══ Provided text

Operation and Control of Single Phase Micro-
Sources in a Utility Connected Grid




Ritwik Majumder, Student Member, IEEE, Arindam Ghosh, Fellow, IEEE,
Gerard Ledwich, Senior Member, IEEE and Firuz Zare, Senior Member, IEEE



ABSTRACT: This paper proposes operation and control of
converter based single phase distributed generators (DG) in a
utility connected grid. A common utility practice is to distribute
the household single-phase loads evenly between the three phases.
The voltage unbalance between the phases remains within a reasonable
limit. However the voltage unbalance can be severe if
single-phase rooftop mounted PVs are distributed randomly between
the households. Moreover, there can also be single-phase
nonlinear loads present in the system. The cumulative effect of all
these will cause power quality problem at the utility side. The
problem can be macabre if three-phase active loads (e.g., induction
motors) are connected to the utility feeder. To counteract
this problem, we have proposed two different schemes. In this
first scheme a distribution static compensator (DSTATCOM) is
connected at the utility bus to improve the power quality. The
DSTATCOM only supplies reactive power and no real power. In
the second scheme, a larger three-phase converter controlled DG
is placed that not only supplies the reactive power but also provides
active power. The efficacies of the controllers have been
validated through simulation for various operating conditions
using PSCAD.

════
══ Data entries

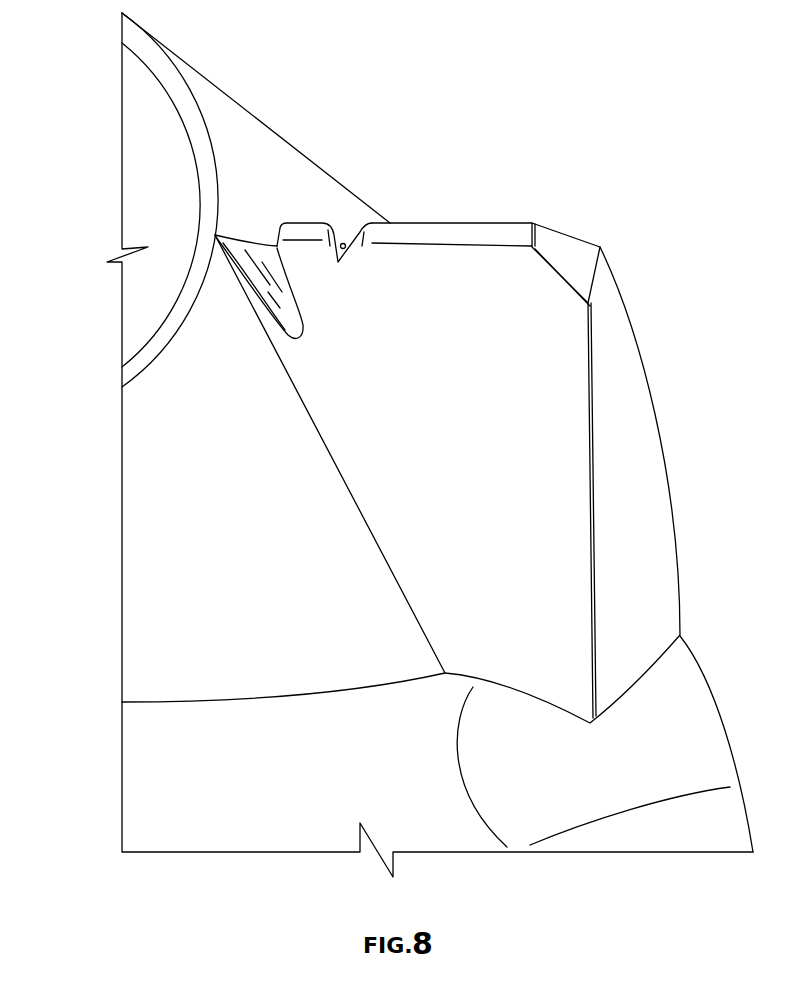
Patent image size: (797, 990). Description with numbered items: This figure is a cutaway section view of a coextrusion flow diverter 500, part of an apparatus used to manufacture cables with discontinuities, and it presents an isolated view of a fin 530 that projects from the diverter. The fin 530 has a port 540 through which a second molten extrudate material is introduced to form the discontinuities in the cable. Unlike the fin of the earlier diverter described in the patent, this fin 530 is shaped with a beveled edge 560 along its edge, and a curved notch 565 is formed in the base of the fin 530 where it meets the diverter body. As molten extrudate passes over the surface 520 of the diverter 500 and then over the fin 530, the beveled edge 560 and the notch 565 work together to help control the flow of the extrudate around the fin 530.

The coextrusion flow diverter 500 is at (85, 437).
The surface of the diverter 520 is at (150, 570).
The fin 530 is at (565, 418).
The port 540 is at (344, 243).
The beveled edge 560 is at (566, 222).
The curved notch 565 is at (252, 227).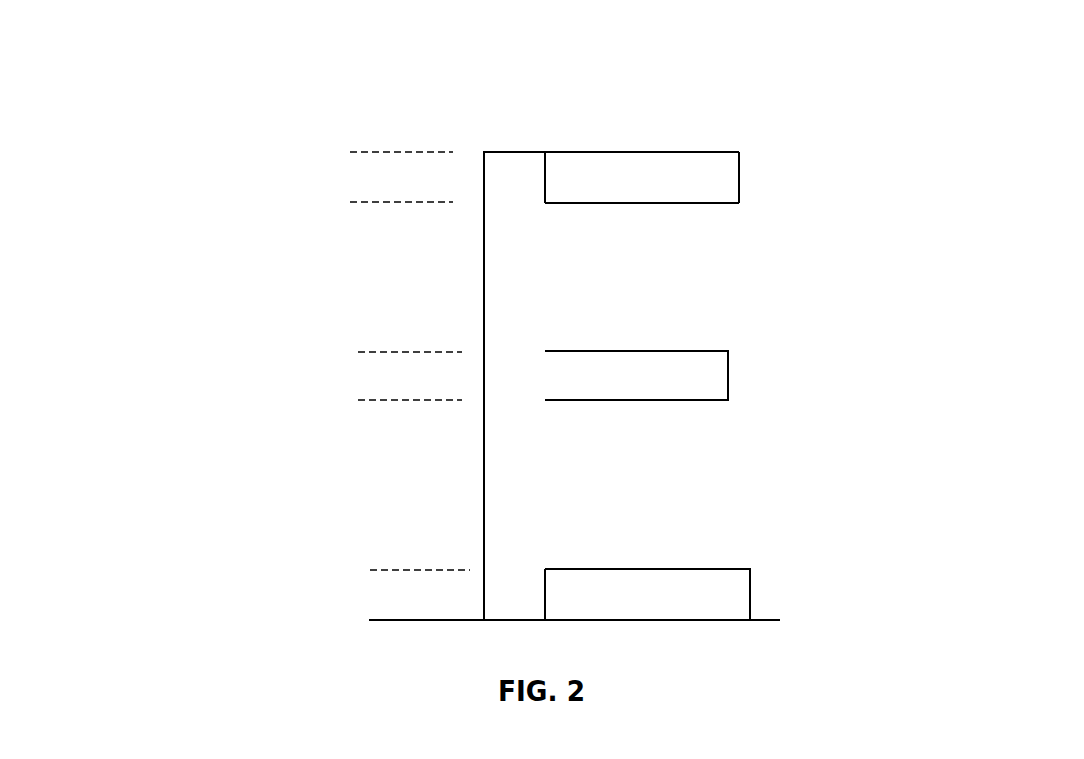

════

_Exercise instructions:_
**1.** Please list every author named in the microsource abstract.
**2.** According to the microsource abstract, what does the DSTATCOM supply in the first scheme?
**3.** Continue the microsource abstract from where it stops.

_Answers for this exercise:_
**1.** Ritwik Majumder, Arindam Ghosh, Gerard Ledwich, Firuz Zare

**2.** It supplies only reactive power and no real power.

**3.**
I. INTRODUCTION
S MORE countries are aiming at a reduction in greenhouse
gas emissions, the requirements for adding new
generation capacity can no longer be met by traditional power
generation methods of burning the primary fossil fuels such as
coal, oil, natural gas, etc. [1]. This is why distributed generators
(DG) have significant opportunity in the evolving power
system network. Both consumers and power utilities can benefit
from the widespread deployment of DG systems which
offer secure and diversified energy options, increase generation
and transmission efficiency, reduce greenhouse gas emissions,
improve power quality and system stability, cut energy
costs and capital expenditures, and alleviate the bottleneck
caused by distribution lines [2].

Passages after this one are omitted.